• INSTRUCTIONS TO FOLLOW: Lift out each line of the data that holds "text".

• DATA LISTING:
------------------------------
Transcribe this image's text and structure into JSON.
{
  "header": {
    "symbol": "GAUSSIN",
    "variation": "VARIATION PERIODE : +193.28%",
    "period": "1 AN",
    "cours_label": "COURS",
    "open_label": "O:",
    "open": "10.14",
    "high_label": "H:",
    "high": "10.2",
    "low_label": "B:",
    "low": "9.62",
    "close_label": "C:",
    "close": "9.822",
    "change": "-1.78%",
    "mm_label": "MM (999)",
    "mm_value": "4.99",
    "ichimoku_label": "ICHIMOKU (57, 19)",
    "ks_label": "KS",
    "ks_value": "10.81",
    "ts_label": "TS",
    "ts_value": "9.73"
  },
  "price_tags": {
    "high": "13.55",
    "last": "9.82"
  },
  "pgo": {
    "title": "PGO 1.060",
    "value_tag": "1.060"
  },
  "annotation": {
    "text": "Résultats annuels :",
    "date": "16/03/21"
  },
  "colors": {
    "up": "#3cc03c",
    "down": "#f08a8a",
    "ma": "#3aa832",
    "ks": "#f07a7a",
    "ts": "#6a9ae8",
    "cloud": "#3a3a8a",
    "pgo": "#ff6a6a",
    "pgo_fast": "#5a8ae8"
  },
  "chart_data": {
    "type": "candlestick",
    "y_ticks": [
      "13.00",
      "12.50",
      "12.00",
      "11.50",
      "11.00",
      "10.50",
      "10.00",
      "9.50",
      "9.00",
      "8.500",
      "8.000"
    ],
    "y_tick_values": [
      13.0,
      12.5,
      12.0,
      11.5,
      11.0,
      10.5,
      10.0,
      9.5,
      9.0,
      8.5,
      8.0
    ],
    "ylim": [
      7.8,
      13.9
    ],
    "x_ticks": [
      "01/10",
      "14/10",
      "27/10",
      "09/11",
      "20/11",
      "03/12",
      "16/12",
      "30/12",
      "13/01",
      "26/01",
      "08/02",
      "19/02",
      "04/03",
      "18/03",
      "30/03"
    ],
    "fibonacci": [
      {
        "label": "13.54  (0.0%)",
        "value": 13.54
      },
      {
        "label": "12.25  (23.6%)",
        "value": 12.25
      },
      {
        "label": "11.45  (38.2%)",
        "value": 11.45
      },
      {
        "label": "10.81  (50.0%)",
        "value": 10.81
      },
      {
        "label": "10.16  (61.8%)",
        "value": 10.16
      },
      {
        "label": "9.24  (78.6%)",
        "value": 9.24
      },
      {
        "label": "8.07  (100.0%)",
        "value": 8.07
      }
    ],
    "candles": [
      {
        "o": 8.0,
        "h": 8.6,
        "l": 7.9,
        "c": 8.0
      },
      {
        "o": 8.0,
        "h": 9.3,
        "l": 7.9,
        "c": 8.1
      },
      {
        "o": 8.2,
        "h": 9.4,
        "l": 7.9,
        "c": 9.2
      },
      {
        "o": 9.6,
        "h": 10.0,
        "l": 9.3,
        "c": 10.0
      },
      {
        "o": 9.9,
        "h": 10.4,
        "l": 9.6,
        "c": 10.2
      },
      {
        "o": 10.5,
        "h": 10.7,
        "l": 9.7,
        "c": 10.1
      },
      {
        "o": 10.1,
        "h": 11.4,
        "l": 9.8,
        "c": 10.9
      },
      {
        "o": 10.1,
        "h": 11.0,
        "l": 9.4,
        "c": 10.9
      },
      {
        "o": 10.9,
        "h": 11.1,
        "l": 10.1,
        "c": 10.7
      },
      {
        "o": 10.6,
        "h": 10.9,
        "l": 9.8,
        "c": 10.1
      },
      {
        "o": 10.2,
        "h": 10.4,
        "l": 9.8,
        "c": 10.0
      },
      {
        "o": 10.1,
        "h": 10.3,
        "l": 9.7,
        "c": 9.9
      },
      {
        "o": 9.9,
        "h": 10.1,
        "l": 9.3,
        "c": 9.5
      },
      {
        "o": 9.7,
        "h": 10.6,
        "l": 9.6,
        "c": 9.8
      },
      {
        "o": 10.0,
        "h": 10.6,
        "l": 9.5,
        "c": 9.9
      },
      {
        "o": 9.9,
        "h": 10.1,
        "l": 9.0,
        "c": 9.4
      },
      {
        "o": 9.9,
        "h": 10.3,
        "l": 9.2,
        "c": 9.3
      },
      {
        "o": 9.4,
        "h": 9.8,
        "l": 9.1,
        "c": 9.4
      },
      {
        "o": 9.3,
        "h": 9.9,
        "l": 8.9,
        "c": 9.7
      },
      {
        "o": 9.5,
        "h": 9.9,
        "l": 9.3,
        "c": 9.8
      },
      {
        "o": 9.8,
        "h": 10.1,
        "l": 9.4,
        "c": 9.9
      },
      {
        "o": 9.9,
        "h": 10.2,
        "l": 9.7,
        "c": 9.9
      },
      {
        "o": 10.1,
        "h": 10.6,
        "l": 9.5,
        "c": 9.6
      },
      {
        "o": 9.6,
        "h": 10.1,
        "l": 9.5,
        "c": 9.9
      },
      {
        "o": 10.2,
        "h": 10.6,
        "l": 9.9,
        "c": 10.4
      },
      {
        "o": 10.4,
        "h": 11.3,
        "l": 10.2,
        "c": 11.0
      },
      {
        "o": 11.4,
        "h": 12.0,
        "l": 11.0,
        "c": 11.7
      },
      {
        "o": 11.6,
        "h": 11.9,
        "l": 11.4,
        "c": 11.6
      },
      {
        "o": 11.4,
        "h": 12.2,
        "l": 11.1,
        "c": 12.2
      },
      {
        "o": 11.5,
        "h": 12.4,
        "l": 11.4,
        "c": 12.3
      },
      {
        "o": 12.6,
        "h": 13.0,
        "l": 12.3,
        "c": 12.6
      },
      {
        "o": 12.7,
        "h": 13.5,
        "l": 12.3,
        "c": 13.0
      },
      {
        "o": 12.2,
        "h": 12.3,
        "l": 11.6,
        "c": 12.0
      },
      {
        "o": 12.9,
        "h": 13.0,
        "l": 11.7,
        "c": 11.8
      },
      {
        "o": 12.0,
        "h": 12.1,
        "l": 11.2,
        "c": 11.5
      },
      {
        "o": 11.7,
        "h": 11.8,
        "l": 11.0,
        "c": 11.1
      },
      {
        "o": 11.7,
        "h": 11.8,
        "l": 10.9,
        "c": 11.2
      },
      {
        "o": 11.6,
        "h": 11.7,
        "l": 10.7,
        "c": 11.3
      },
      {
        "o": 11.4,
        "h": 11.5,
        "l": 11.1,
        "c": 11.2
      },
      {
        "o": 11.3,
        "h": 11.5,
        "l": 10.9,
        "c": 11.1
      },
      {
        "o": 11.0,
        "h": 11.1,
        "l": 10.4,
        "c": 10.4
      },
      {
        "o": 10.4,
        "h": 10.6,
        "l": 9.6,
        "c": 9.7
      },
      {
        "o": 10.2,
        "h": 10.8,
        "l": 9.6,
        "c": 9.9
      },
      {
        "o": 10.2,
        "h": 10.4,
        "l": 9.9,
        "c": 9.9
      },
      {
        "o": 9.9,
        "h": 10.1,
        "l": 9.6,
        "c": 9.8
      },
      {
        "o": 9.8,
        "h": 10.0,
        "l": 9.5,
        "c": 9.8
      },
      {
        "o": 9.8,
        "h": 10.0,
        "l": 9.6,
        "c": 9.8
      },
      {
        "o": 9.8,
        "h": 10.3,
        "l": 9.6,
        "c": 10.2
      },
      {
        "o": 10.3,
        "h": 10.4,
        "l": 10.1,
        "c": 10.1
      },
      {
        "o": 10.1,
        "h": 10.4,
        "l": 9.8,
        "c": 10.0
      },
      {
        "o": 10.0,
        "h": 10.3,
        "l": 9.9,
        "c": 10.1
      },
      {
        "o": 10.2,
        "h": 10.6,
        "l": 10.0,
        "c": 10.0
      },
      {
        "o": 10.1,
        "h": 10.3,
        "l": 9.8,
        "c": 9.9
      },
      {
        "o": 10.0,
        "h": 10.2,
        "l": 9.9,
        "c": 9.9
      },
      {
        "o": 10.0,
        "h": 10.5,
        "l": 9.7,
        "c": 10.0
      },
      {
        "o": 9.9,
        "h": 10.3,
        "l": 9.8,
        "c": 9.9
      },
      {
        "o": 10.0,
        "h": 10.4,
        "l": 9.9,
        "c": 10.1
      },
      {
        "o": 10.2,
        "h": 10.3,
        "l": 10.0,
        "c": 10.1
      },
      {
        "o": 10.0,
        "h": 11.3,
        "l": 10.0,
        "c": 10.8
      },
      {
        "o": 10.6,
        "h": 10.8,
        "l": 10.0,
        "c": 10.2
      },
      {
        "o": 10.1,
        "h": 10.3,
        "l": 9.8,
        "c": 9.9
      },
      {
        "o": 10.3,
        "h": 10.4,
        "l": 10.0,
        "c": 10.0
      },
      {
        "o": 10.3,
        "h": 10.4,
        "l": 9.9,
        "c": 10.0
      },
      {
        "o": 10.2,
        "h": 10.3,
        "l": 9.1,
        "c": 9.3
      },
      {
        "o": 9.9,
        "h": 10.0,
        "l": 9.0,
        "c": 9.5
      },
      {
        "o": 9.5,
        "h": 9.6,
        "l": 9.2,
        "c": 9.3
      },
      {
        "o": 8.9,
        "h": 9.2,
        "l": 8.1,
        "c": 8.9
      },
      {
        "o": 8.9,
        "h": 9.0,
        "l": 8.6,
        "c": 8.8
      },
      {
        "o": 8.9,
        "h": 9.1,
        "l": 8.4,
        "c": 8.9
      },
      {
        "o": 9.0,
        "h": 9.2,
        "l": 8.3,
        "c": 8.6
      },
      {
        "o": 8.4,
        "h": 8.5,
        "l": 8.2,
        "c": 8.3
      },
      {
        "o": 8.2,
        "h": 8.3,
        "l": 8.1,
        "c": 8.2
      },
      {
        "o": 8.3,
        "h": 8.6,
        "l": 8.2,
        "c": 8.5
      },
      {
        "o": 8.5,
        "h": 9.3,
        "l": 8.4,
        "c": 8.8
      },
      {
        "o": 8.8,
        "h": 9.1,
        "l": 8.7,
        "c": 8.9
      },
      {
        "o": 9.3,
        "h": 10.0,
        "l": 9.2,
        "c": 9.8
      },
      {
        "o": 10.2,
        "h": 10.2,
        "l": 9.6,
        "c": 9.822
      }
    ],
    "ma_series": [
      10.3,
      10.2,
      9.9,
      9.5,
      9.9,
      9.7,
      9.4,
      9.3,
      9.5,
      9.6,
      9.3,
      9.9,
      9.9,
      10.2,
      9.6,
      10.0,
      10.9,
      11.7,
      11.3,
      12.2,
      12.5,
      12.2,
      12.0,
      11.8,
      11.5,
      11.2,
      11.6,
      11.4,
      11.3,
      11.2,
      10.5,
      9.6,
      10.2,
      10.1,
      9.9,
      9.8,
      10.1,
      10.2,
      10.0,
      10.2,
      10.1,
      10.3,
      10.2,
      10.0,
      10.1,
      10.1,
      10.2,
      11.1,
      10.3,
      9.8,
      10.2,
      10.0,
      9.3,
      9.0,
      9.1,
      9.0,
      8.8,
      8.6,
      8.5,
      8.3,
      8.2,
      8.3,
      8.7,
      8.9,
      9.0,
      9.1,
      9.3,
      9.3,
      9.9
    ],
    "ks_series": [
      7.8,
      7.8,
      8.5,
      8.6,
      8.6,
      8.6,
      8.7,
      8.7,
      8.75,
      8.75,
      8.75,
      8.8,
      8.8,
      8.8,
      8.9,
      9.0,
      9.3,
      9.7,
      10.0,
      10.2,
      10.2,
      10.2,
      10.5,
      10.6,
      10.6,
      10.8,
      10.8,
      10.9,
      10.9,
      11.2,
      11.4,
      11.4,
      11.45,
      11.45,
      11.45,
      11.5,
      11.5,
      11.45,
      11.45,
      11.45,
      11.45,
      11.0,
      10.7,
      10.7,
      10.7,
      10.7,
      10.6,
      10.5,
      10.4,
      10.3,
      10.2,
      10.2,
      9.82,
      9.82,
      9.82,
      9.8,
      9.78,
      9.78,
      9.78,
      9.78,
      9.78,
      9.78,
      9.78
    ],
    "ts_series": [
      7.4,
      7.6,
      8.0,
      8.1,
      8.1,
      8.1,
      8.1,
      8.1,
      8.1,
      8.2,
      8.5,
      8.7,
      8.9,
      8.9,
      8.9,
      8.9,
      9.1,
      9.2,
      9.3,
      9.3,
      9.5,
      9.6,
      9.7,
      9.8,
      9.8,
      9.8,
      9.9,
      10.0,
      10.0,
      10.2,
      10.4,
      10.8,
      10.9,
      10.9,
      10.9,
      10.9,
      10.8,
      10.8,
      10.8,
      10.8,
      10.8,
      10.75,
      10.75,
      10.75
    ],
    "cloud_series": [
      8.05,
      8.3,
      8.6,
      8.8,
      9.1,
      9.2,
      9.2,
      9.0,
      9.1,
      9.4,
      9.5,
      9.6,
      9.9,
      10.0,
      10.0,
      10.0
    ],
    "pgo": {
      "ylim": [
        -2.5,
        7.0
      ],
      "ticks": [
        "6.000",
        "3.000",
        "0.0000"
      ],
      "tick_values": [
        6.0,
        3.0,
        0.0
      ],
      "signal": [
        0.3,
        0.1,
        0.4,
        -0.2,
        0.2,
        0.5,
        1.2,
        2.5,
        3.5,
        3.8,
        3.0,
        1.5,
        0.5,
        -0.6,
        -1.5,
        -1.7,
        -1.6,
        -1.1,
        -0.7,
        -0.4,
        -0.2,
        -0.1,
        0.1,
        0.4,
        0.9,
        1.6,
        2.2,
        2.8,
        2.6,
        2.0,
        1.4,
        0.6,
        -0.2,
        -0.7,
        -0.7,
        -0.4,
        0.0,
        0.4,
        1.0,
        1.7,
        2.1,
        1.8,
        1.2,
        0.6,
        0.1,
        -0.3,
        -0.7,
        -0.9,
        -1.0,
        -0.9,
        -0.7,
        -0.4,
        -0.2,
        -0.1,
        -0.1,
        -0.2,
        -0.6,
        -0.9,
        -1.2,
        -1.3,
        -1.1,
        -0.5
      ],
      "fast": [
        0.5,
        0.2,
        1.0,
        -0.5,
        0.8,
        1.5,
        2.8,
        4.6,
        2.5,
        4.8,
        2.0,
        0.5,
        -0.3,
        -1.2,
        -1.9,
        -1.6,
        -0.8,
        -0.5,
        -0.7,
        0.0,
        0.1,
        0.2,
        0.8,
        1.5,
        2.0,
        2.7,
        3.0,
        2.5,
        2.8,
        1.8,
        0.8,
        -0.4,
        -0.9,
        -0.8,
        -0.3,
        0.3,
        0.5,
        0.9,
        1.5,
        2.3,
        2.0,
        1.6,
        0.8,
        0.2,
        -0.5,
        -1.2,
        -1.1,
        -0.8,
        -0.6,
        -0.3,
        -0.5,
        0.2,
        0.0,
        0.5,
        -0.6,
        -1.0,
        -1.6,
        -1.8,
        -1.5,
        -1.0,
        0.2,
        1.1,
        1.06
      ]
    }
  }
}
------------------------------
• RESULT FOR THIS TASK:
Transcribe this image's text and structure into JSON.
    "text": "Résultats annuels :",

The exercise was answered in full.